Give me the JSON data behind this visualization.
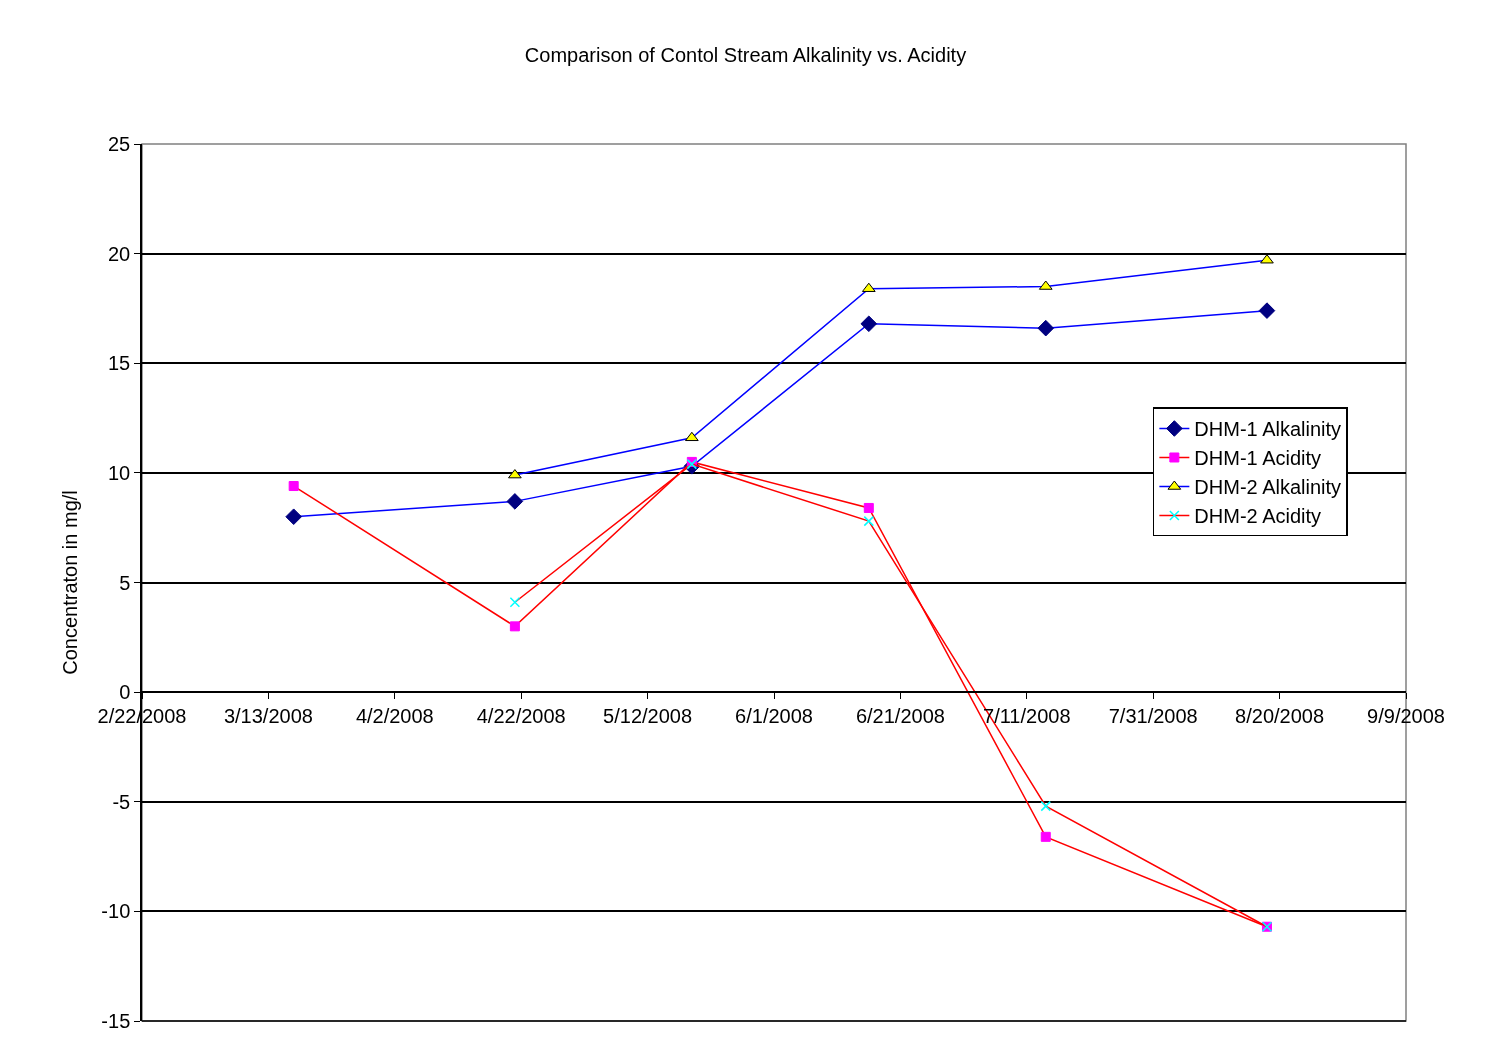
{
  "chart_data": {
    "type": "line",
    "title": "Comparison of Contol Stream Alkalinity vs. Acidity",
    "ylabel": "Concentraton in mg/l",
    "series": [
      {
        "name": "DHM-1 Alkalinity",
        "color": "#0000ff",
        "marker": "diamond",
        "colors": [
          "#000080",
          "#000080",
          "#000080",
          "#000080",
          "#000080",
          "#000080"
        ],
        "x": [
          "2008-03-17",
          "2008-04-21",
          "2008-05-19",
          "2008-06-16",
          "2008-07-14",
          "2008-08-18"
        ],
        "values": [
          8.0,
          8.7,
          10.3,
          16.8,
          16.6,
          17.4
        ]
      },
      {
        "name": "DHM-1 Acidity",
        "color": "#ff0000",
        "marker": "square",
        "colors": [
          "#ff00ff",
          "#ff00ff",
          "#ff00ff",
          "#ff00ff",
          "#ff00ff",
          "#ff00ff"
        ],
        "x": [
          "2008-03-17",
          "2008-04-21",
          "2008-05-19",
          "2008-06-16",
          "2008-07-14",
          "2008-08-18"
        ],
        "values": [
          9.4,
          3.0,
          10.5,
          8.4,
          -6.6,
          -10.7
        ]
      },
      {
        "name": "DHM-2 Alkalinity",
        "color": "#0000ff",
        "marker": "triangle",
        "colors": [
          "#ffff00",
          "#ffff00",
          "#ffff00",
          "#ffff00",
          "#ffff00"
        ],
        "x": [
          "2008-04-21",
          "2008-05-19",
          "2008-06-16",
          "2008-07-14",
          "2008-08-18"
        ],
        "values": [
          9.9,
          11.6,
          18.4,
          18.5,
          19.7
        ]
      },
      {
        "name": "DHM-2 Acidity",
        "color": "#ff0000",
        "marker": "cross",
        "colors": [
          "#00ffff",
          "#00ffff",
          "#00ffff",
          "#00ffff",
          "#00ffff"
        ],
        "x": [
          "2008-04-21",
          "2008-05-19",
          "2008-06-16",
          "2008-07-14",
          "2008-08-18"
        ],
        "values": [
          4.1,
          10.4,
          7.8,
          -5.2,
          -10.7
        ]
      }
    ],
    "xlim": [
      "2008-02-22",
      "2008-09-09"
    ],
    "xticks": [
      {
        "value": "2008-02-22",
        "label": "2/22/2008"
      },
      {
        "value": "2008-03-13",
        "label": "3/13/2008"
      },
      {
        "value": "2008-04-02",
        "label": "4/2/2008"
      },
      {
        "value": "2008-04-22",
        "label": "4/22/2008"
      },
      {
        "value": "2008-05-12",
        "label": "5/12/2008"
      },
      {
        "value": "2008-06-01",
        "label": "6/1/2008"
      },
      {
        "value": "2008-06-21",
        "label": "6/21/2008"
      },
      {
        "value": "2008-07-11",
        "label": "7/11/2008"
      },
      {
        "value": "2008-07-31",
        "label": "7/31/2008"
      },
      {
        "value": "2008-08-20",
        "label": "8/20/2008"
      },
      {
        "value": "2008-09-09",
        "label": "9/9/2008"
      }
    ],
    "ylim": [
      -15,
      25
    ],
    "yticks": [
      -15,
      -10,
      -5,
      0,
      5,
      10,
      15,
      20,
      25
    ],
    "grid": "y",
    "legend": "right",
    "line_style": "solid"
  }
}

#### Problem details:
Keep only those lines of the records that hold "Acidity", and return them.

#### Solution to the problem:
    "title": "Comparison of Contol Stream Alkalinity vs. Acidity",
        "name": "DHM-1 Acidity",
        "name": "DHM-2 Acidity",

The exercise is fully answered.